* [What is being asked]: The entries below should be given again exactly, minus their pictures.

—————

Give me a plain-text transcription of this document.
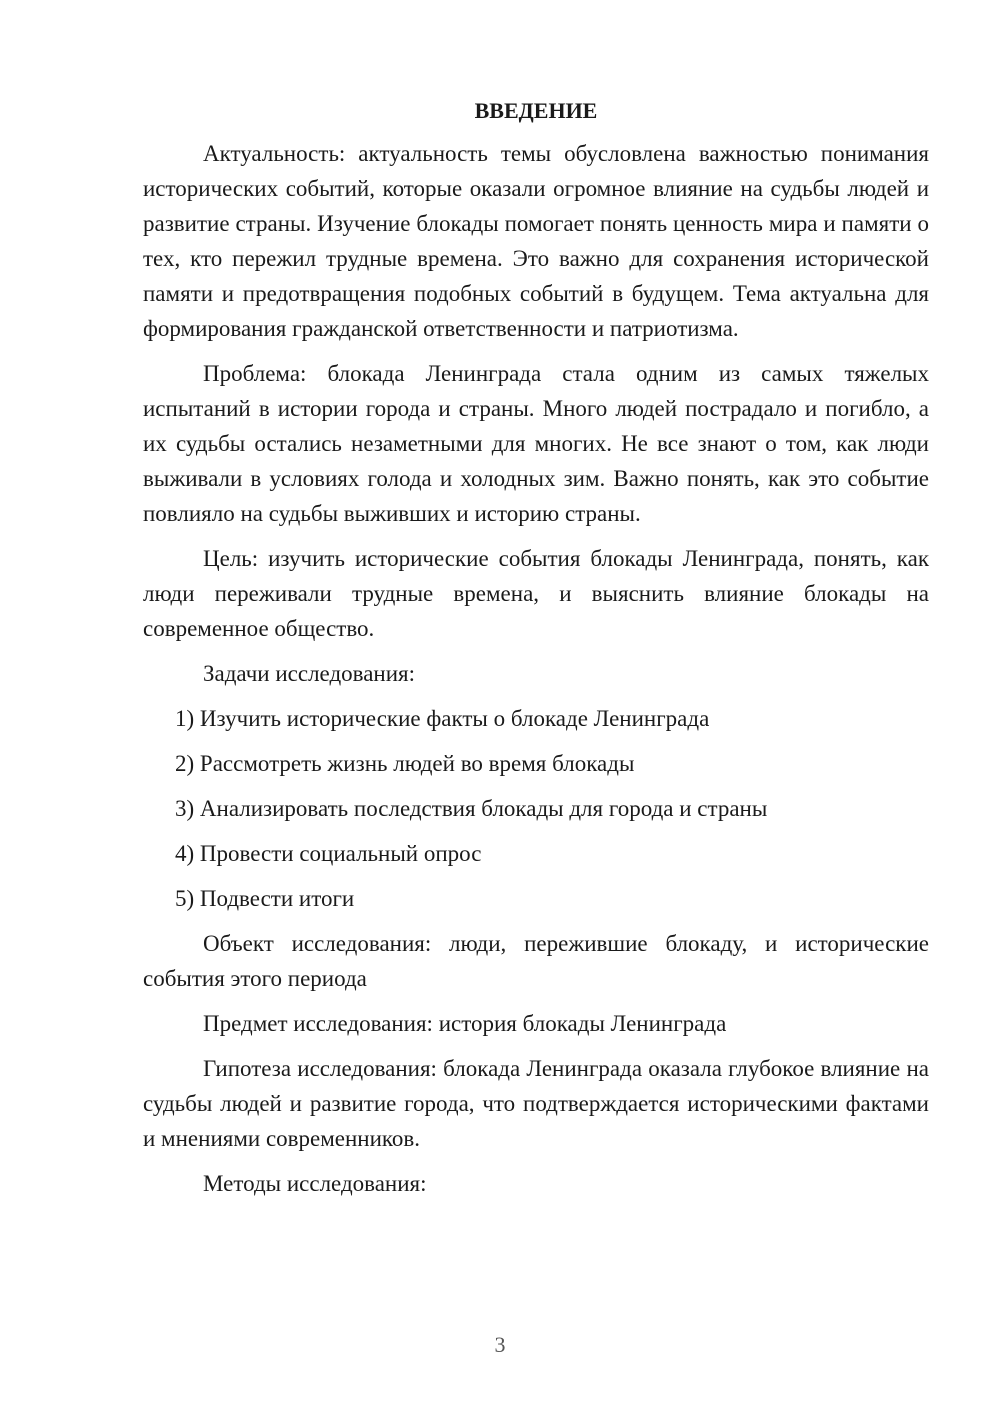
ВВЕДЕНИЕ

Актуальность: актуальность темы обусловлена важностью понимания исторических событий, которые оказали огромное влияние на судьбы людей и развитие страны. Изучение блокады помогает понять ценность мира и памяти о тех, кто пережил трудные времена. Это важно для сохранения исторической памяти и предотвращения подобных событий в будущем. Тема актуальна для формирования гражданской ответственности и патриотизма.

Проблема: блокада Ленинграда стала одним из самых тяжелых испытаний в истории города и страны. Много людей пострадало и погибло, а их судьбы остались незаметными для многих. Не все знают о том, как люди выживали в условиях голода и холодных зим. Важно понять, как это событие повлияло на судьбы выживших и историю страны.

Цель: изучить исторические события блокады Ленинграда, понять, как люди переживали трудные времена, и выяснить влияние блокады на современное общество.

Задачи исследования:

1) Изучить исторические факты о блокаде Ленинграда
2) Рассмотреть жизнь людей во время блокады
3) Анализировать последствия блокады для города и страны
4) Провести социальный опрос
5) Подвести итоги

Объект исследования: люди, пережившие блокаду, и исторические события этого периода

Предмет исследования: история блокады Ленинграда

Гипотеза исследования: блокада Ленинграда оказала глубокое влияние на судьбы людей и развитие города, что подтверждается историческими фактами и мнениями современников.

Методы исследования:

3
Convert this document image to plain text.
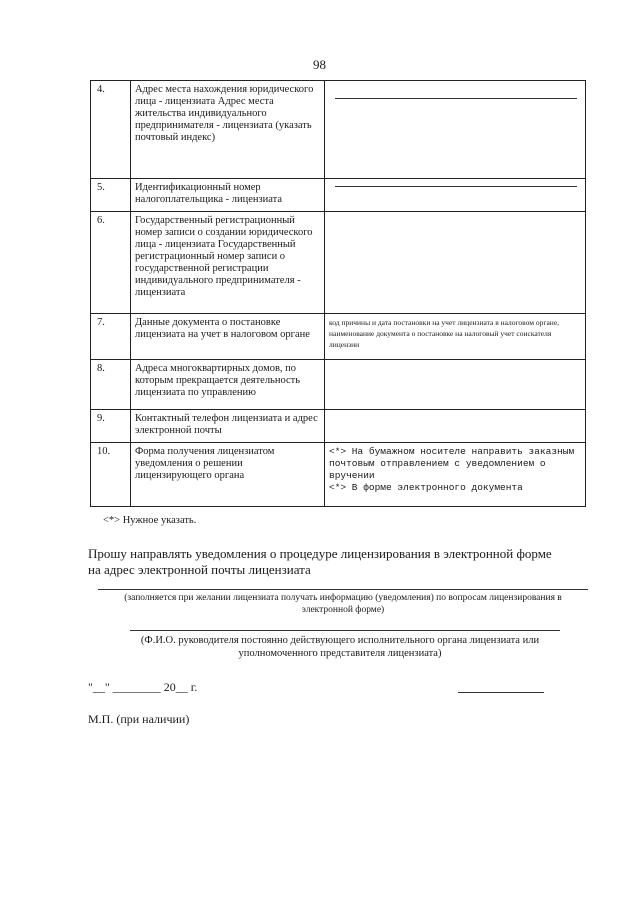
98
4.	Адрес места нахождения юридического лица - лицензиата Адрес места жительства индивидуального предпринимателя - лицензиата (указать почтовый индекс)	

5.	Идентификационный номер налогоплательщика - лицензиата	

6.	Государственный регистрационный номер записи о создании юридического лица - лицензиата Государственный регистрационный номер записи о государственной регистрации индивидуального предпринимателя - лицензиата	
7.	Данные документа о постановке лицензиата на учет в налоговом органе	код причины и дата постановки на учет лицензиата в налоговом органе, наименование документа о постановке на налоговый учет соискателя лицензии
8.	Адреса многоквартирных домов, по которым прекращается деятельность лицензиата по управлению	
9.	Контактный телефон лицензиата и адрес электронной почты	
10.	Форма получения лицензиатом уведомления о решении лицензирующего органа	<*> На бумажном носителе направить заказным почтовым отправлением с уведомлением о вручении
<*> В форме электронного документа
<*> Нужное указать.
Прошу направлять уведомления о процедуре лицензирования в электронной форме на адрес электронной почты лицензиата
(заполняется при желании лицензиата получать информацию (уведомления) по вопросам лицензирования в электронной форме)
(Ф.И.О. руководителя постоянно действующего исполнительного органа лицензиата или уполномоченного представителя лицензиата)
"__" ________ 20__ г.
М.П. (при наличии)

—————

* [Correct response]:
Give me a plain-text transcription of this document.
ВВЕДЕНИЕ

Актуальность: актуальность темы обусловлена важностью понимания исторических событий, которые оказали огромное влияние на судьбы людей и развитие страны. Изучение блокады помогает понять ценность мира и памяти о тех, кто пережил трудные времена. Это важно для сохранения исторической памяти и предотвращения подобных событий в будущем. Тема актуальна для формирования гражданской ответственности и патриотизма.

Проблема: блокада Ленинграда стала одним из самых тяжелых испытаний в истории города и страны. Много людей пострадало и погибло, а их судьбы остались незаметными для многих. Не все знают о том, как люди выживали в условиях голода и холодных зим. Важно понять, как это событие повлияло на судьбы выживших и историю страны.

Цель: изучить исторические события блокады Ленинграда, понять, как люди переживали трудные времена, и выяснить влияние блокады на современное общество.

Задачи исследования:

1) Изучить исторические факты о блокаде Ленинграда
2) Рассмотреть жизнь людей во время блокады
3) Анализировать последствия блокады для города и страны
4) Провести социальный опрос
5) Подвести итоги

Объект исследования: люди, пережившие блокаду, и исторические события этого периода

Предмет исследования: история блокады Ленинграда

Гипотеза исследования: блокада Ленинграда оказала глубокое влияние на судьбы людей и развитие города, что подтверждается историческими фактами и мнениями современников.

Методы исследования:

3
Convert this document image to plain text.
98
4.	Адрес места нахождения юридического лица - лицензиата Адрес места жительства индивидуального предпринимателя - лицензиата (указать почтовый индекс)	

5.	Идентификационный номер налогоплательщика - лицензиата	

6.	Государственный регистрационный номер записи о создании юридического лица - лицензиата Государственный регистрационный номер записи о государственной регистрации индивидуального предпринимателя - лицензиата	
7.	Данные документа о постановке лицензиата на учет в налоговом органе	код причины и дата постановки на учет лицензиата в налоговом органе, наименование документа о постановке на налоговый учет соискателя лицензии
8.	Адреса многоквартирных домов, по которым прекращается деятельность лицензиата по управлению	
9.	Контактный телефон лицензиата и адрес электронной почты	
10.	Форма получения лицензиатом уведомления о решении лицензирующего органа	<*> На бумажном носителе направить заказным почтовым отправлением с уведомлением о вручении
<*> В форме электронного документа
<*> Нужное указать.
Прошу направлять уведомления о процедуре лицензирования в электронной форме на адрес электронной почты лицензиата
(заполняется при желании лицензиата получать информацию (уведомления) по вопросам лицензирования в электронной форме)
(Ф.И.О. руководителя постоянно действующего исполнительного органа лицензиата или уполномоченного представителя лицензиата)
"__" ________ 20__ г.
М.П. (при наличии)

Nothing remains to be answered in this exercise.